▸ **The task**
Reproduce the forum post below about the mysql_affected_rows warning, word for word and in full.

▸ **Selection**
CREATE TABLE IF NOT EXISTS `users` (
  `id` int(50) NOT NULL AUTO_INCREMENT,
  `active` varchar(20) NOT NULL,
  `activation` varchar(15) NOT NULL,
  `firstName` longtext NOT NULL,
  `lastName` longtext NOT NULL,
  `passWord` longtext NOT NULL,
  `changePassword` text NOT NULL,
  `emailAddress1` longtext NOT NULL,
  `emailAddress2` longtext NOT NULL,
  `emailAddress3` longtext NOT NULL,
  `role` longtext NOT NULL,
  PRIMARY KEY (`id`),
  FULLTEXT KEY `name` (`firstName`,`lastName`)
) ENGINE=MyISAM  DEFAULT CHARSET=latin1 ;

Insert a value:

INSERT INTO `users` (
  `id` ,
  `active` ,
  `activation` ,
  `firstName` ,
  `lastName` ,
  `passWord` ,
  `changePassword` ,
  `emailAddress1` ,
  `emailAddress2` ,
  `emailAddress3` ,
  `role`
) VALUES (
  NULL,  '1000000000',  'abcdefghijklmno',  'John',  'Smith',  '*24D7FB97963C40FE5C56A6672F9560FC8B681508',  'on',  'john@gmail.com',  '',  '',  'User'
);

Update a value:

$affected = mysql_query(UPDATE users SET passWord = PASSWORD('a9eb42e1b3be829ef42972ea9abab334'), changePassword = 'on' WHERE emailAddress1 = 'john@gmail.com', $dbID); 

if (mysql_affected_rows($affected)) {
    //Never runs
}

The above UPDATE query executes just fine in my script, phpMyAdmin, and the MySQL terminal. However, mysql_affected_rows($affected) always gives me this error:

Warning: mysql_affected_rows() expects parameter 1 to be resource, boolean given

I know that this means my query failed, but every time I go into the database, I see that the values have been updated.

▸ **Records shown**
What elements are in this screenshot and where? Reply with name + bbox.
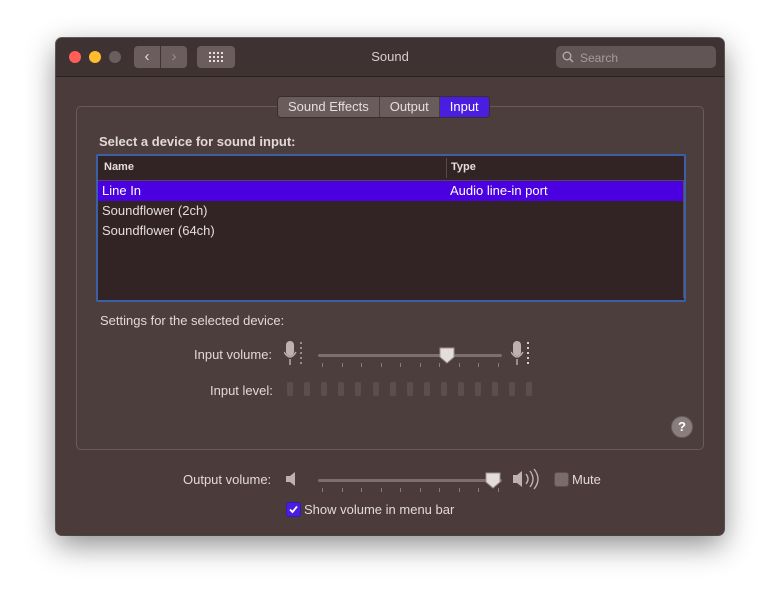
tab-output[interactable]: Output (379, 97, 440, 117)
table-header: Name Type (98, 156, 684, 181)
settings-label: Settings for the selected device: (100, 313, 285, 328)
slider-tick (341, 488, 343, 492)
input-level-segment (287, 382, 293, 396)
input-level-segment (440, 382, 447, 396)
input-level-segment (338, 382, 345, 396)
microphone-low-icon (284, 341, 302, 365)
input-level-segment (509, 382, 516, 396)
input-level-segment (492, 382, 499, 396)
table-right-edge (683, 180, 684, 298)
checkmark-icon (289, 505, 298, 514)
input-level-segment (406, 382, 413, 396)
slider-tick (380, 363, 382, 367)
slider-tick (400, 363, 402, 367)
microphone-high-icon (511, 341, 529, 365)
show-volume-checkbox[interactable] (286, 502, 301, 517)
table-row[interactable]: Soundflower (2ch) (98, 201, 684, 221)
slider-tick (478, 488, 480, 492)
input-level-segment (355, 382, 362, 396)
tab-bar: Sound Effects Output Input (277, 96, 490, 118)
slider-tick (419, 488, 421, 492)
slider-tick (361, 488, 363, 492)
input-level-segment (458, 382, 464, 396)
device-type: Audio line-in port (450, 183, 548, 198)
column-header-type[interactable]: Type (451, 161, 476, 173)
slider-tick (322, 363, 323, 367)
device-name: Soundflower (64ch) (102, 223, 215, 238)
device-name: Soundflower (2ch) (102, 203, 208, 218)
input-level-segment (321, 382, 328, 396)
slider-tick (498, 363, 499, 367)
input-volume-slider[interactable] (318, 354, 502, 357)
column-separator (446, 158, 447, 178)
sound-preferences-window: ‹ › Sound Sound Effects Output Input Se (56, 38, 724, 535)
search-icon (562, 51, 574, 63)
device-list-heading: Select a device for sound input: (99, 134, 296, 149)
search-field[interactable] (556, 46, 716, 68)
output-volume-slider-thumb[interactable] (485, 472, 501, 489)
input-level-segment (304, 382, 311, 396)
device-name: Line In (102, 183, 142, 198)
slider-tick (439, 363, 441, 367)
search-input[interactable] (578, 48, 712, 68)
table-row[interactable]: Line In Audio line-in port (98, 181, 684, 201)
input-volume-label: Input volume: (194, 347, 273, 362)
help-icon: ? (678, 419, 686, 434)
slider-tick (400, 488, 402, 492)
slider-tick (478, 363, 480, 367)
slider-tick (458, 488, 460, 492)
input-volume-slider-thumb[interactable] (439, 347, 455, 364)
input-level-segment (389, 382, 396, 396)
input-level-segment (372, 382, 379, 396)
input-level-label: Input level: (210, 383, 273, 398)
slider-tick (439, 488, 441, 492)
speaker-high-icon (513, 468, 539, 490)
table-row[interactable]: Soundflower (64ch) (98, 221, 684, 241)
slider-tick (380, 488, 382, 492)
help-button[interactable]: ? (671, 416, 693, 438)
output-volume-label: Output volume: (183, 472, 272, 487)
slider-tick (498, 488, 499, 492)
show-volume-label: Show volume in menu bar (304, 502, 455, 517)
input-level-segment (423, 382, 430, 396)
speaker-low-icon (286, 472, 295, 486)
title-bar: ‹ › Sound (56, 38, 724, 77)
slider-tick (458, 363, 460, 367)
slider-tick (341, 363, 343, 367)
tab-input[interactable]: Input (439, 97, 489, 117)
slider-tick (322, 488, 323, 492)
slider-tick (419, 363, 421, 367)
tab-sound-effects[interactable]: Sound Effects (278, 97, 380, 117)
column-header-name[interactable]: Name (104, 161, 134, 173)
input-level-segment (475, 382, 482, 396)
mute-checkbox[interactable] (554, 472, 569, 487)
input-device-table[interactable]: Name Type Line In Audio line-in port Sou… (96, 154, 686, 302)
input-level-segment (526, 382, 533, 396)
mute-label: Mute (572, 472, 601, 487)
output-volume-slider[interactable] (318, 479, 502, 482)
slider-tick (361, 363, 363, 367)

▸ **Final result**
CREATE TABLE IF NOT EXISTS `users` (
  `id` int(50) NOT NULL AUTO_INCREMENT,
  `active` varchar(20) NOT NULL,
  `activation` varchar(15) NOT NULL,
  `firstName` longtext NOT NULL,
  `lastName` longtext NOT NULL,
  `passWord` longtext NOT NULL,
  `changePassword` text NOT NULL,
  `emailAddress1` longtext NOT NULL,
  `emailAddress2` longtext NOT NULL,
  `emailAddress3` longtext NOT NULL,
  `role` longtext NOT NULL,
  PRIMARY KEY (`id`),
  FULLTEXT KEY `name` (`firstName`,`lastName`)
) ENGINE=MyISAM  DEFAULT CHARSET=latin1 ;

Insert a value:

INSERT INTO `users` (
  `id` ,
  `active` ,
  `activation` ,
  `firstName` ,
  `lastName` ,
  `passWord` ,
  `changePassword` ,
  `emailAddress1` ,
  `emailAddress2` ,
  `emailAddress3` ,
  `role`
) VALUES (
  NULL,  '1000000000',  'abcdefghijklmno',  'John',  'Smith',  '*24D7FB97963C40FE5C56A6672F9560FC8B681508',  'on',  'john@gmail.com',  '',  '',  'User'
);

Update a value:

$affected = mysql_query(UPDATE users SET passWord = PASSWORD('a9eb42e1b3be829ef42972ea9abab334'), changePassword = 'on' WHERE emailAddress1 = 'john@gmail.com', $dbID); 

if (mysql_affected_rows($affected)) {
    //Never runs
}

The above UPDATE query executes just fine in my script, phpMyAdmin, and the MySQL terminal. However, mysql_affected_rows($affected) always gives me this error:

Warning: mysql_affected_rows() expects parameter 1 to be resource, boolean given

I know that this means my query failed, but every time I go into the database, I see that the values have been updated.